_Short exercise_
Copy out the records in full, word for word, without pictures.
## Start Data provided
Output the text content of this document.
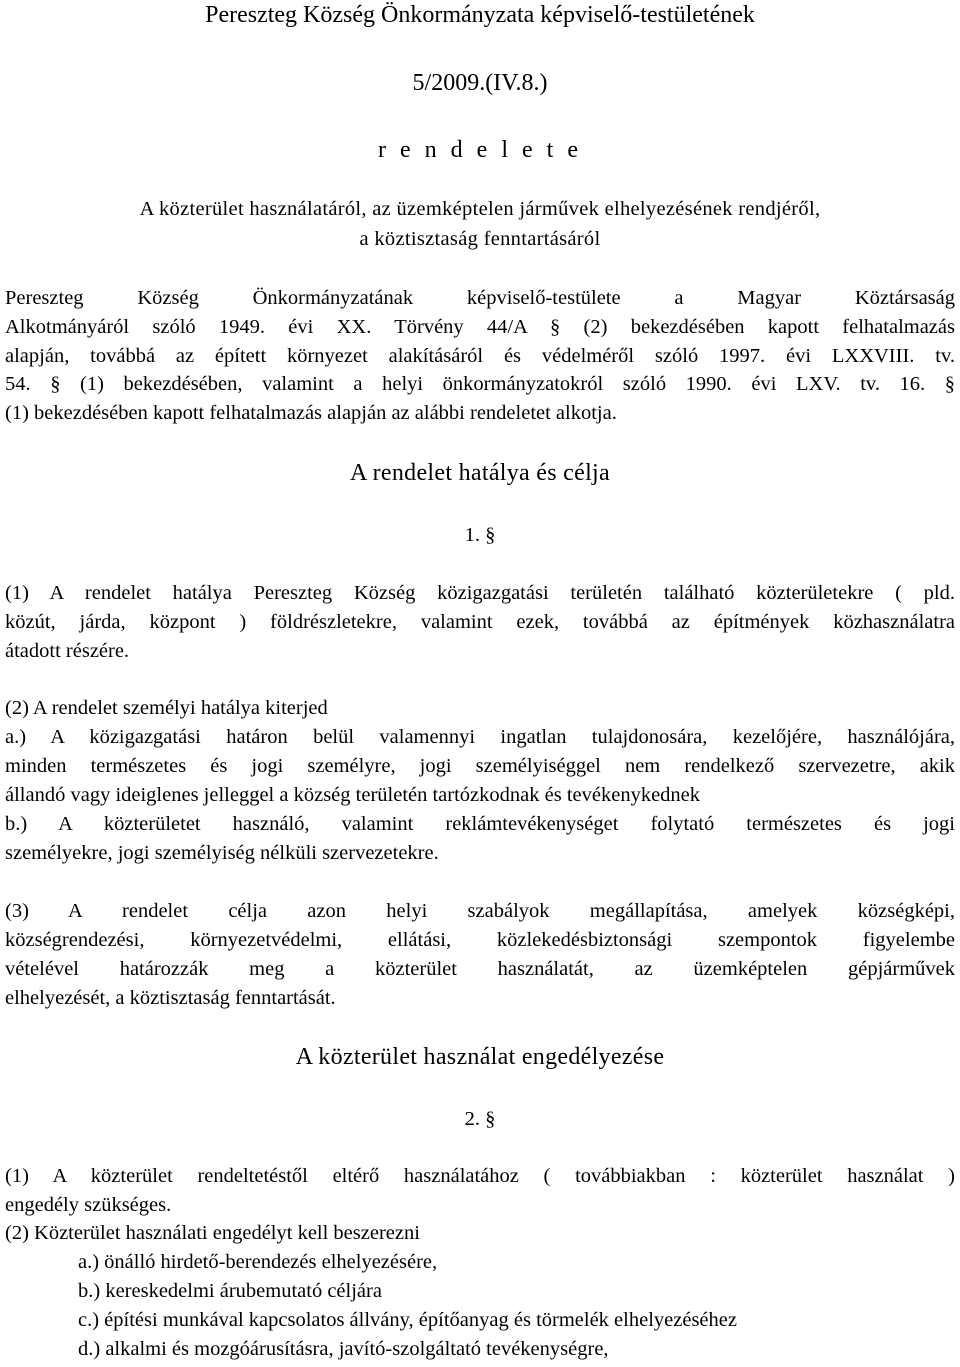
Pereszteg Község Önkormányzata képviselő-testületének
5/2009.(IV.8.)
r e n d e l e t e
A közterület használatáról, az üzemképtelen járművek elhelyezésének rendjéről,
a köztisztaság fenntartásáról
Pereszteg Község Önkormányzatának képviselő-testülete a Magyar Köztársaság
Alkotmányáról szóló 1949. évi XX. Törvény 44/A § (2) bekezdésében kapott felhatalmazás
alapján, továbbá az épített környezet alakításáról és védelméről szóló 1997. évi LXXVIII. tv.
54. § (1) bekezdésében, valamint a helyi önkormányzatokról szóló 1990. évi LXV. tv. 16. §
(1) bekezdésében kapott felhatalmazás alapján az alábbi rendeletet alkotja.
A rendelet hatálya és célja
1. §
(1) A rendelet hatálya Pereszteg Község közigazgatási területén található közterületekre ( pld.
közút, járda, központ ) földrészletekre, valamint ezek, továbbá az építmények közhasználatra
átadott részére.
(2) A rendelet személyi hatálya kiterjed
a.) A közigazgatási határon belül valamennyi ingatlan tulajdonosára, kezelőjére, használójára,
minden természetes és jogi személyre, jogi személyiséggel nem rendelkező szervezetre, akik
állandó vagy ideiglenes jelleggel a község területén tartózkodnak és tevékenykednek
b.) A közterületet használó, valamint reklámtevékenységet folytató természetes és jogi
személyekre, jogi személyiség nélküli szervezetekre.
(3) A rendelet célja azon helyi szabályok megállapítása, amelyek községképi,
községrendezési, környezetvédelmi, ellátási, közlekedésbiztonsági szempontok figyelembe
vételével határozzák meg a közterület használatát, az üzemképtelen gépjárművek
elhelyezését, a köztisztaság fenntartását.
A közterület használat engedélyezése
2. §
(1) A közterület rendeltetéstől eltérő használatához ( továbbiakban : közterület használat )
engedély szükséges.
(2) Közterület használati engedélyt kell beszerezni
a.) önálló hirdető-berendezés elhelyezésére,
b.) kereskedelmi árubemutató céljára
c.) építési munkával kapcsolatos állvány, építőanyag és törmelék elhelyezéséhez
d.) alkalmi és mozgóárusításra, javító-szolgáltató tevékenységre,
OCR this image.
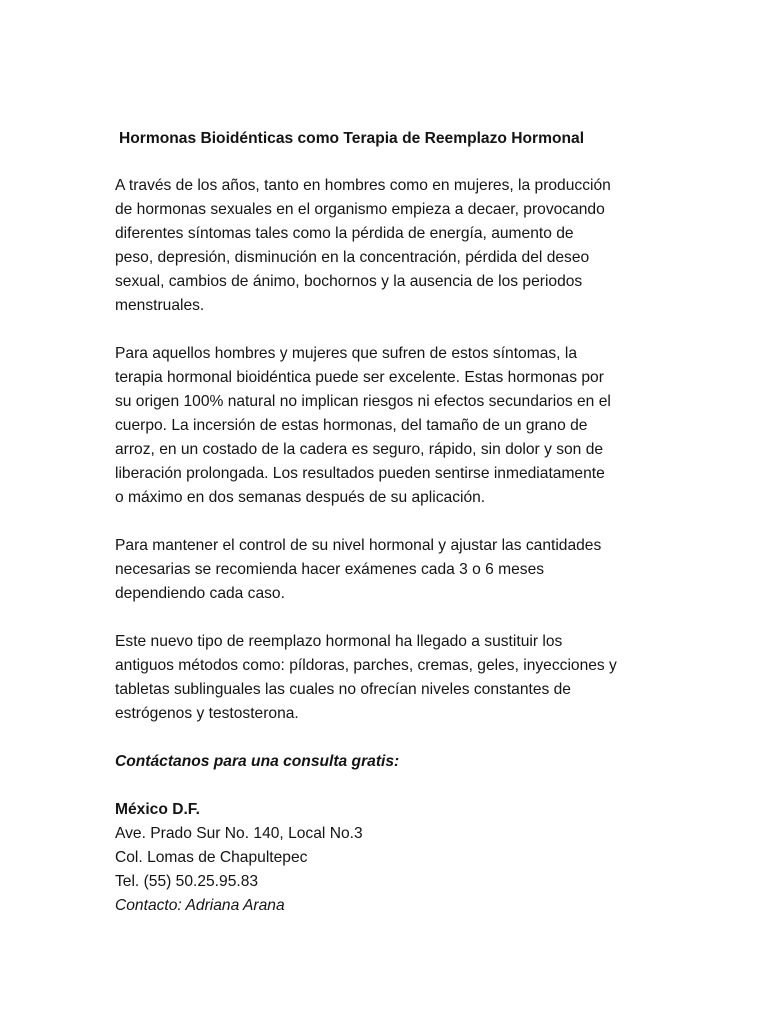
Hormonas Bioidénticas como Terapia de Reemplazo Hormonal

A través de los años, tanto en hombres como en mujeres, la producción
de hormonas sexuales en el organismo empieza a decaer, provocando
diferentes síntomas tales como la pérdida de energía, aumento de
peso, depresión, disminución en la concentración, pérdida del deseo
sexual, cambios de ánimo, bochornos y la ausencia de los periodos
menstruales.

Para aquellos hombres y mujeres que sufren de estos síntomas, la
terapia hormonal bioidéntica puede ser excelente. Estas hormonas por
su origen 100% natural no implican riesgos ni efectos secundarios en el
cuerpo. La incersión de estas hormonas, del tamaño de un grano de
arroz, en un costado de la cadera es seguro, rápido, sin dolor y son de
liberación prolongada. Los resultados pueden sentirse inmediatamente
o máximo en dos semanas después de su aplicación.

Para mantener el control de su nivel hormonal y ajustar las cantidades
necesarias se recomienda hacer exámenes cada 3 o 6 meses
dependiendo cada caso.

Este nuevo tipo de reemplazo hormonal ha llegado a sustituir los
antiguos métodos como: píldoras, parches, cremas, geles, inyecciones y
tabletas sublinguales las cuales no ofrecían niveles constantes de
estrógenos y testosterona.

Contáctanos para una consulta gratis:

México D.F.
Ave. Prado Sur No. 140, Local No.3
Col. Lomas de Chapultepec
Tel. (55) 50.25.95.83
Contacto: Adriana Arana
## End Data provided
_Result_
Output the text content of this document.
Pereszteg Község Önkormányzata képviselő-testületének
5/2009.(IV.8.)
r e n d e l e t e
A közterület használatáról, az üzemképtelen járművek elhelyezésének rendjéről,
a köztisztaság fenntartásáról
Pereszteg Község Önkormányzatának képviselő-testülete a Magyar Köztársaság
Alkotmányáról szóló 1949. évi XX. Törvény 44/A § (2) bekezdésében kapott felhatalmazás
alapján, továbbá az épített környezet alakításáról és védelméről szóló 1997. évi LXXVIII. tv.
54. § (1) bekezdésében, valamint a helyi önkormányzatokról szóló 1990. évi LXV. tv. 16. §
(1) bekezdésében kapott felhatalmazás alapján az alábbi rendeletet alkotja.
A rendelet hatálya és célja
1. §
(1) A rendelet hatálya Pereszteg Község közigazgatási területén található közterületekre ( pld.
közút, járda, központ ) földrészletekre, valamint ezek, továbbá az építmények közhasználatra
átadott részére.
(2) A rendelet személyi hatálya kiterjed
a.) A közigazgatási határon belül valamennyi ingatlan tulajdonosára, kezelőjére, használójára,
minden természetes és jogi személyre, jogi személyiséggel nem rendelkező szervezetre, akik
állandó vagy ideiglenes jelleggel a község területén tartózkodnak és tevékenykednek
b.) A közterületet használó, valamint reklámtevékenységet folytató természetes és jogi
személyekre, jogi személyiség nélküli szervezetekre.
(3) A rendelet célja azon helyi szabályok megállapítása, amelyek községképi,
községrendezési, környezetvédelmi, ellátási, közlekedésbiztonsági szempontok figyelembe
vételével határozzák meg a közterület használatát, az üzemképtelen gépjárművek
elhelyezését, a köztisztaság fenntartását.
A közterület használat engedélyezése
2. §
(1) A közterület rendeltetéstől eltérő használatához ( továbbiakban : közterület használat )
engedély szükséges.
(2) Közterület használati engedélyt kell beszerezni
a.) önálló hirdető-berendezés elhelyezésére,
b.) kereskedelmi árubemutató céljára
c.) építési munkával kapcsolatos állvány, építőanyag és törmelék elhelyezéséhez
d.) alkalmi és mozgóárusításra, javító-szolgáltató tevékenységre,
OCR this image.
Hormonas Bioidénticas como Terapia de Reemplazo Hormonal

A través de los años, tanto en hombres como en mujeres, la producción
de hormonas sexuales en el organismo empieza a decaer, provocando
diferentes síntomas tales como la pérdida de energía, aumento de
peso, depresión, disminución en la concentración, pérdida del deseo
sexual, cambios de ánimo, bochornos y la ausencia de los periodos
menstruales.

Para aquellos hombres y mujeres que sufren de estos síntomas, la
terapia hormonal bioidéntica puede ser excelente. Estas hormonas por
su origen 100% natural no implican riesgos ni efectos secundarios en el
cuerpo. La incersión de estas hormonas, del tamaño de un grano de
arroz, en un costado de la cadera es seguro, rápido, sin dolor y son de
liberación prolongada. Los resultados pueden sentirse inmediatamente
o máximo en dos semanas después de su aplicación.

Para mantener el control de su nivel hormonal y ajustar las cantidades
necesarias se recomienda hacer exámenes cada 3 o 6 meses
dependiendo cada caso.

Este nuevo tipo de reemplazo hormonal ha llegado a sustituir los
antiguos métodos como: píldoras, parches, cremas, geles, inyecciones y
tabletas sublinguales las cuales no ofrecían niveles constantes de
estrógenos y testosterona.

Contáctanos para una consulta gratis:

México D.F.
Ave. Prado Sur No. 140, Local No.3
Col. Lomas de Chapultepec
Tel. (55) 50.25.95.83
Contacto: Adriana Arana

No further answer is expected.